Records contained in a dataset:
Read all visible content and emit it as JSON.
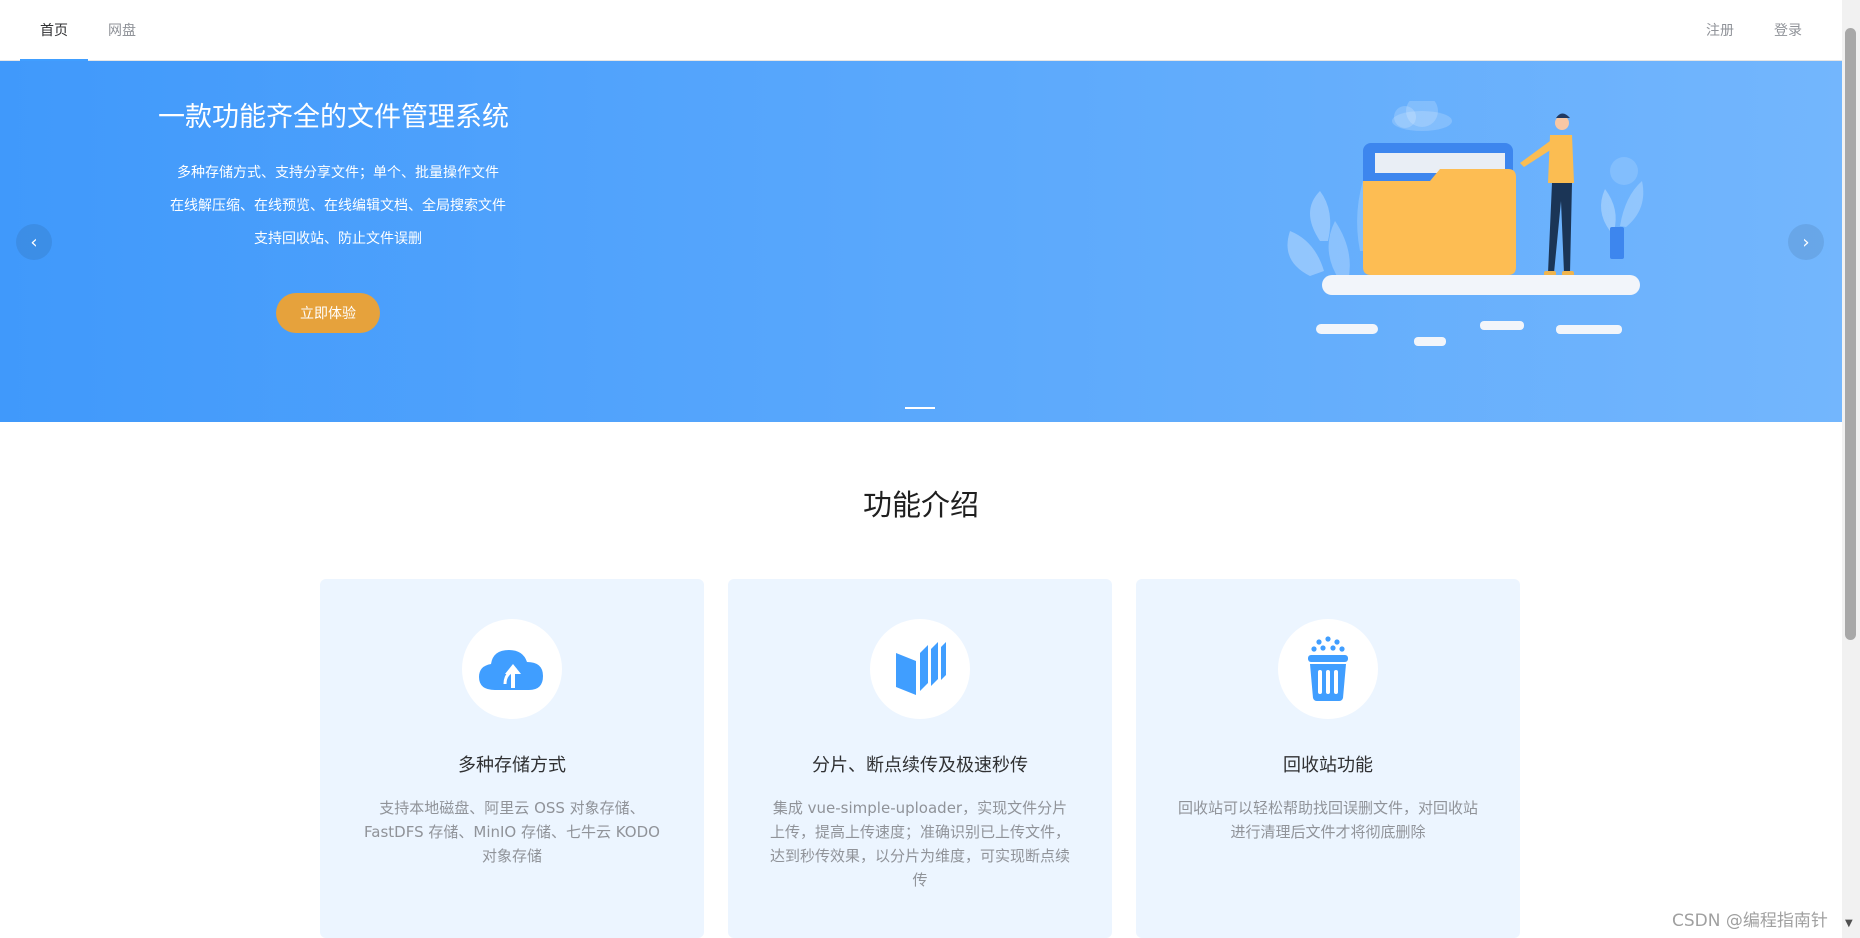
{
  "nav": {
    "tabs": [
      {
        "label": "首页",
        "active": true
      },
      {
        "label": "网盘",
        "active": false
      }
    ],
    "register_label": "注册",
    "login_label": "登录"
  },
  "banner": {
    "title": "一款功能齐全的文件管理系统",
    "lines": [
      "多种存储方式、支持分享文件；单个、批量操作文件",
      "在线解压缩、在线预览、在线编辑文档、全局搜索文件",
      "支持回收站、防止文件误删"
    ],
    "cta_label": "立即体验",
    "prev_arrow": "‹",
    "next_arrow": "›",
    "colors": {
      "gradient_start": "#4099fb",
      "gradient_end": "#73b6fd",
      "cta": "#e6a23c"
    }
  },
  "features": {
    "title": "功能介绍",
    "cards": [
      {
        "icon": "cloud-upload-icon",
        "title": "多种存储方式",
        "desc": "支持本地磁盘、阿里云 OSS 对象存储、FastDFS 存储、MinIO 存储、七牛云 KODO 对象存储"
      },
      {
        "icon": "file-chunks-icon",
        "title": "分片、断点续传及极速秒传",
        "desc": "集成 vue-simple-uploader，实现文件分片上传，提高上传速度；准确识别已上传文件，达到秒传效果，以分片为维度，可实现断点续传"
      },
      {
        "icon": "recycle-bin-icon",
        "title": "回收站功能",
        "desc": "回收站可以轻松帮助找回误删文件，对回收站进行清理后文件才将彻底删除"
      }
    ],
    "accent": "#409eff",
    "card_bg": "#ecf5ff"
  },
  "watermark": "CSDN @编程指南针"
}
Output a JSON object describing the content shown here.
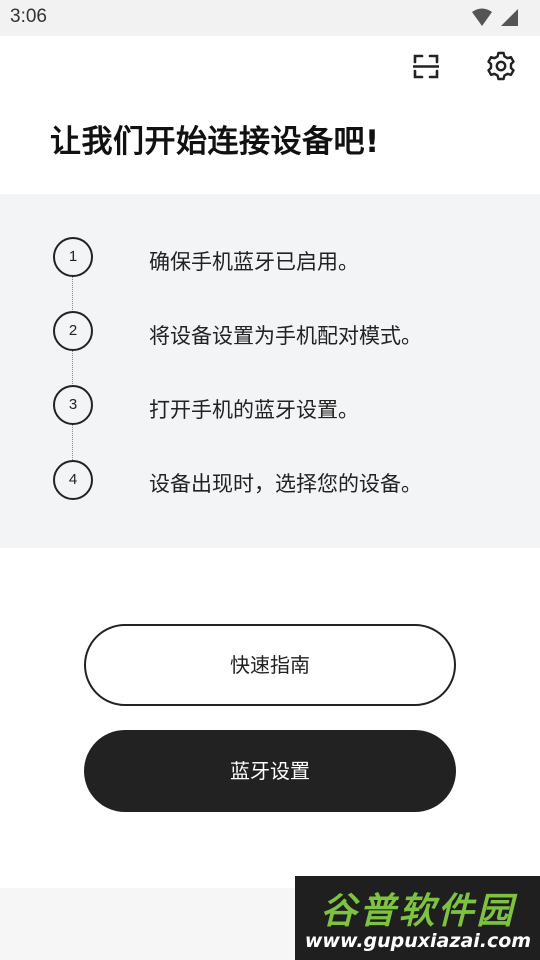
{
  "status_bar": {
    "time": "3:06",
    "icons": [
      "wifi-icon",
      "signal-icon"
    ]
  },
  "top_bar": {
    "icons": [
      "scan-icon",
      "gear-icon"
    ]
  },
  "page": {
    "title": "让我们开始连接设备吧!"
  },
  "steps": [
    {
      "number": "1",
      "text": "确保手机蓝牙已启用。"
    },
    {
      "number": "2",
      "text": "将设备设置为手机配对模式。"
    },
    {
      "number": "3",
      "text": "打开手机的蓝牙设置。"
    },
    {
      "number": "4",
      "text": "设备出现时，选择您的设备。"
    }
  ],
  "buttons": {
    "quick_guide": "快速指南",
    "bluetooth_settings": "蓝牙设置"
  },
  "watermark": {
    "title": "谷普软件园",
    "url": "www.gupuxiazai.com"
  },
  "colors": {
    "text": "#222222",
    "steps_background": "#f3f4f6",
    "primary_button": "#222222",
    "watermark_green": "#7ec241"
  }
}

==

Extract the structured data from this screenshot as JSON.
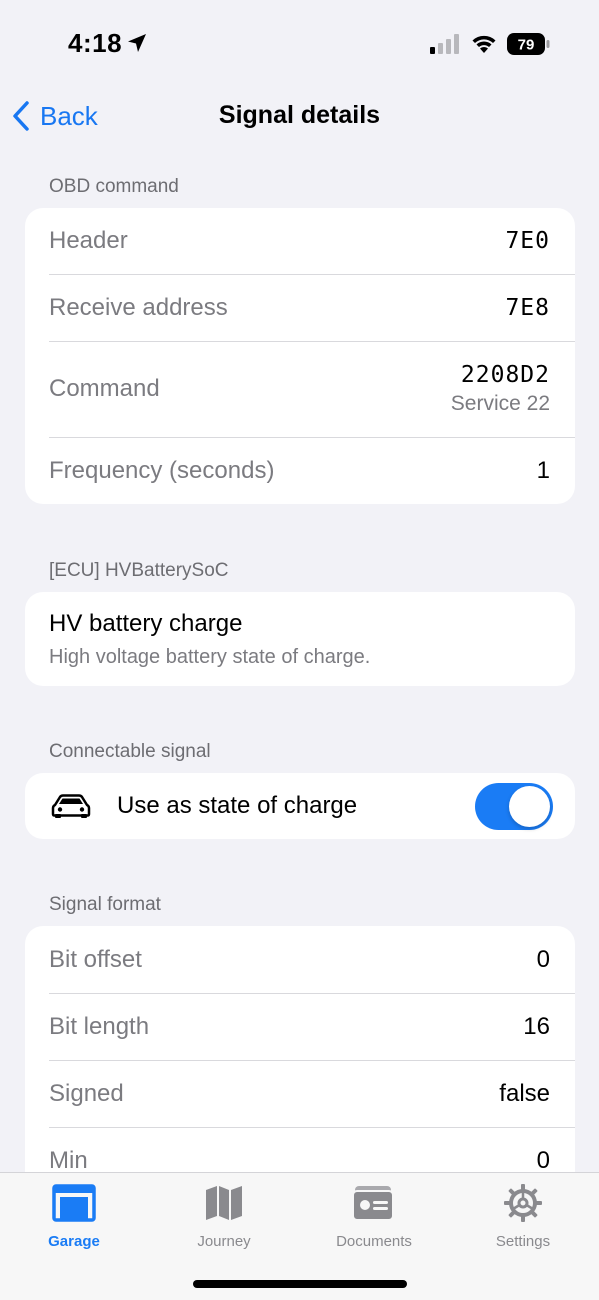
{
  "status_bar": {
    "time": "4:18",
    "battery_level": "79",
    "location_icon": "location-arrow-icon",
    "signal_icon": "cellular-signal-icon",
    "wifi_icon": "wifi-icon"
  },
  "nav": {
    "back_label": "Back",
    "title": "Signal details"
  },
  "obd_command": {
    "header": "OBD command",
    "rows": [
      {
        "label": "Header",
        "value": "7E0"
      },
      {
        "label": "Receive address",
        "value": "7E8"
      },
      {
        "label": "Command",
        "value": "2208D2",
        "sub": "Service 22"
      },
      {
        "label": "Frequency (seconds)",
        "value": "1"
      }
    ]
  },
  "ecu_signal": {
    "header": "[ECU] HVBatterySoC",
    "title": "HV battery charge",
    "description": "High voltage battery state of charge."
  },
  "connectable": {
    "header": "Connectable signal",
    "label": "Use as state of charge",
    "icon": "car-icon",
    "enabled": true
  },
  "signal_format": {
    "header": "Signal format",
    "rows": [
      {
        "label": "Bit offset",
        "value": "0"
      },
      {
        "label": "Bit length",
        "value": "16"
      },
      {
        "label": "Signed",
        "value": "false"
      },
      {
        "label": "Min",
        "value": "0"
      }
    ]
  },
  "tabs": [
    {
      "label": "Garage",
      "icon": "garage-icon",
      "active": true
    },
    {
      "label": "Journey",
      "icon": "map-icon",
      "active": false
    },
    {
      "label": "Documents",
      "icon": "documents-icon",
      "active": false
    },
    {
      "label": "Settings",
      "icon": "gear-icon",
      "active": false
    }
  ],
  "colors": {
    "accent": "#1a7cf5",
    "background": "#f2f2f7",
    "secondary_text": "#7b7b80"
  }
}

▶ _GIVEN INSTRUCTION_:
Show every line from the entries above in which the word "JSON" appears.

▶ _THE SOLUTION_:
Read all visible content and emit it as JSON.
Output a JSON object describing the content shown here.
Extract the structured data from this screenshot as JSON.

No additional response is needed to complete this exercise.